:: Written request ::
Transcribe the material in full. Nothing should differ except that the pictures are left out.
* BEGIN Raw data *
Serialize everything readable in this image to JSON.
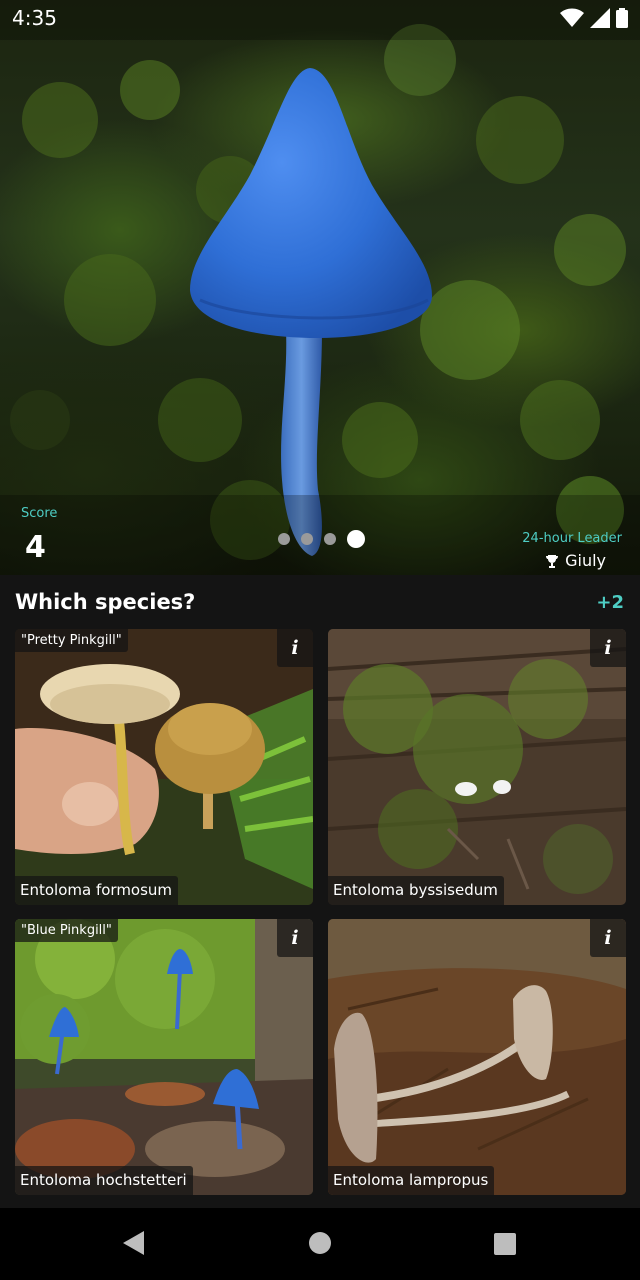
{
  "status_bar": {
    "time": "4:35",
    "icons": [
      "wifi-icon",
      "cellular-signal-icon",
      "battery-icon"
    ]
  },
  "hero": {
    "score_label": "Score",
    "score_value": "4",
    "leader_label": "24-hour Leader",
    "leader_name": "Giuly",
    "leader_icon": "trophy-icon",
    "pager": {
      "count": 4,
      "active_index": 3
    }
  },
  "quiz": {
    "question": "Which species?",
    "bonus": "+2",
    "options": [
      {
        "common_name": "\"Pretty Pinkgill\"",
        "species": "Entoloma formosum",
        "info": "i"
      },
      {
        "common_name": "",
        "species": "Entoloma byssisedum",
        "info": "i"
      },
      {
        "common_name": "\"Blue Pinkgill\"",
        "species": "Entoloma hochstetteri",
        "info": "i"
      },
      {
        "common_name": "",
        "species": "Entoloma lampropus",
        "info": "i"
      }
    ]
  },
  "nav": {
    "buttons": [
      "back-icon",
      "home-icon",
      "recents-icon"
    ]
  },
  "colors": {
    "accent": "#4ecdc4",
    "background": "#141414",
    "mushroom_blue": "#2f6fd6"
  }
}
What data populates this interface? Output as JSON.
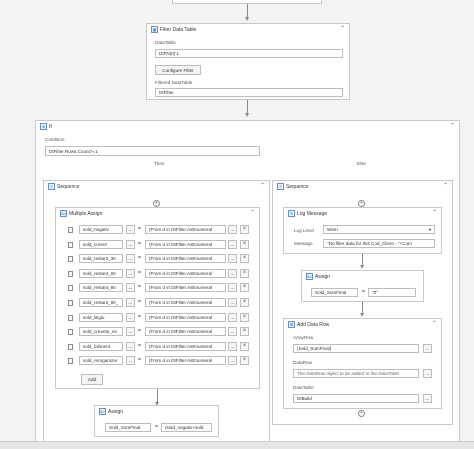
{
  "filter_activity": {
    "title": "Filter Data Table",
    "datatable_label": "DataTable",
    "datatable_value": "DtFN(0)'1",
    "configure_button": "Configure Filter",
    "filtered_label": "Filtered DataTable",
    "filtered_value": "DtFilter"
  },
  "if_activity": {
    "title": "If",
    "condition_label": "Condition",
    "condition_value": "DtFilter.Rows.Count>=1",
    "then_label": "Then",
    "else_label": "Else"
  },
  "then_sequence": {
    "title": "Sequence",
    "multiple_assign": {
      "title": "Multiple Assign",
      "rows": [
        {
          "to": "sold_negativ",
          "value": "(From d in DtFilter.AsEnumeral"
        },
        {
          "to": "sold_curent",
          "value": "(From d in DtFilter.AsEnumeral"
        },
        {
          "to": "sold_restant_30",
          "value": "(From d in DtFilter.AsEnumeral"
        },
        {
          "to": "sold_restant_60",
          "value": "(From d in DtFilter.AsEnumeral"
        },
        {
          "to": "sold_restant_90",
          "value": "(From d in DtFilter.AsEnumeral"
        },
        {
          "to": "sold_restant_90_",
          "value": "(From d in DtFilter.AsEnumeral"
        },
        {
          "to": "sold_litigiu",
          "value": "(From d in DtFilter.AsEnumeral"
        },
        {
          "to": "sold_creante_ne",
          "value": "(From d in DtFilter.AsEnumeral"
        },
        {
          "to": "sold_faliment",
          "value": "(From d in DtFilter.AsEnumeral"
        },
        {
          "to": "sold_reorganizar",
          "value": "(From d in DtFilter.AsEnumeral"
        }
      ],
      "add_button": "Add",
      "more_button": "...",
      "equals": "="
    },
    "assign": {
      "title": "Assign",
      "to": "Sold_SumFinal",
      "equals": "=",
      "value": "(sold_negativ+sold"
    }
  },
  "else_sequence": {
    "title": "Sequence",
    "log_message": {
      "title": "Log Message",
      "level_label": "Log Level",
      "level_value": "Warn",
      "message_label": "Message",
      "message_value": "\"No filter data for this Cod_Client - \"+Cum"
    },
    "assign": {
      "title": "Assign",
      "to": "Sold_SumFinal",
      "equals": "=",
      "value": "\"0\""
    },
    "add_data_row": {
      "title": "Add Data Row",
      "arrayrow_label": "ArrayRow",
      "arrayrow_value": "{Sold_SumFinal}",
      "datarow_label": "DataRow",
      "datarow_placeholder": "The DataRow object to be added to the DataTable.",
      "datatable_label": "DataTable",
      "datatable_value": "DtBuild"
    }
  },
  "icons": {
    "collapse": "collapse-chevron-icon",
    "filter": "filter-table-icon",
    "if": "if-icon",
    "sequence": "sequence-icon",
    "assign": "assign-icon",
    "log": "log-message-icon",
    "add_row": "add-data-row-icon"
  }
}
* END Raw data *
:: The completed task ::
Serialize everything readable in this image to JSON.
{
  "status_bar": {
    "time": "4:35",
    "icons": [
      "wifi-icon",
      "cellular-signal-icon",
      "battery-icon"
    ]
  },
  "hero": {
    "score_label": "Score",
    "score_value": "4",
    "leader_label": "24-hour Leader",
    "leader_name": "Giuly",
    "leader_icon": "trophy-icon",
    "pager": {
      "count": 4,
      "active_index": 3
    }
  },
  "quiz": {
    "question": "Which species?",
    "bonus": "+2",
    "options": [
      {
        "common_name": "\"Pretty Pinkgill\"",
        "species": "Entoloma formosum",
        "info": "i"
      },
      {
        "common_name": "",
        "species": "Entoloma byssisedum",
        "info": "i"
      },
      {
        "common_name": "\"Blue Pinkgill\"",
        "species": "Entoloma hochstetteri",
        "info": "i"
      },
      {
        "common_name": "",
        "species": "Entoloma lampropus",
        "info": "i"
      }
    ]
  },
  "nav": {
    "buttons": [
      "back-icon",
      "home-icon",
      "recents-icon"
    ]
  },
  "colors": {
    "accent": "#4ecdc4",
    "background": "#141414",
    "mushroom_blue": "#2f6fd6"
  }
}
What data populates this interface? Output as JSON.
{
  "filter_activity": {
    "title": "Filter Data Table",
    "datatable_label": "DataTable",
    "datatable_value": "DtFN(0)'1",
    "configure_button": "Configure Filter",
    "filtered_label": "Filtered DataTable",
    "filtered_value": "DtFilter"
  },
  "if_activity": {
    "title": "If",
    "condition_label": "Condition",
    "condition_value": "DtFilter.Rows.Count>=1",
    "then_label": "Then",
    "else_label": "Else"
  },
  "then_sequence": {
    "title": "Sequence",
    "multiple_assign": {
      "title": "Multiple Assign",
      "rows": [
        {
          "to": "sold_negativ",
          "value": "(From d in DtFilter.AsEnumeral"
        },
        {
          "to": "sold_curent",
          "value": "(From d in DtFilter.AsEnumeral"
        },
        {
          "to": "sold_restant_30",
          "value": "(From d in DtFilter.AsEnumeral"
        },
        {
          "to": "sold_restant_60",
          "value": "(From d in DtFilter.AsEnumeral"
        },
        {
          "to": "sold_restant_90",
          "value": "(From d in DtFilter.AsEnumeral"
        },
        {
          "to": "sold_restant_90_",
          "value": "(From d in DtFilter.AsEnumeral"
        },
        {
          "to": "sold_litigiu",
          "value": "(From d in DtFilter.AsEnumeral"
        },
        {
          "to": "sold_creante_ne",
          "value": "(From d in DtFilter.AsEnumeral"
        },
        {
          "to": "sold_faliment",
          "value": "(From d in DtFilter.AsEnumeral"
        },
        {
          "to": "sold_reorganizar",
          "value": "(From d in DtFilter.AsEnumeral"
        }
      ],
      "add_button": "Add",
      "more_button": "...",
      "equals": "="
    },
    "assign": {
      "title": "Assign",
      "to": "Sold_SumFinal",
      "equals": "=",
      "value": "(sold_negativ+sold"
    }
  },
  "else_sequence": {
    "title": "Sequence",
    "log_message": {
      "title": "Log Message",
      "level_label": "Log Level",
      "level_value": "Warn",
      "message_label": "Message",
      "message_value": "\"No filter data for this Cod_Client - \"+Cum"
    },
    "assign": {
      "title": "Assign",
      "to": "Sold_SumFinal",
      "equals": "=",
      "value": "\"0\""
    },
    "add_data_row": {
      "title": "Add Data Row",
      "arrayrow_label": "ArrayRow",
      "arrayrow_value": "{Sold_SumFinal}",
      "datarow_label": "DataRow",
      "datarow_placeholder": "The DataRow object to be added to the DataTable.",
      "datatable_label": "DataTable",
      "datatable_value": "DtBuild"
    }
  },
  "icons": {
    "collapse": "collapse-chevron-icon",
    "filter": "filter-table-icon",
    "if": "if-icon",
    "sequence": "sequence-icon",
    "assign": "assign-icon",
    "log": "log-message-icon",
    "add_row": "add-data-row-icon"
  }
}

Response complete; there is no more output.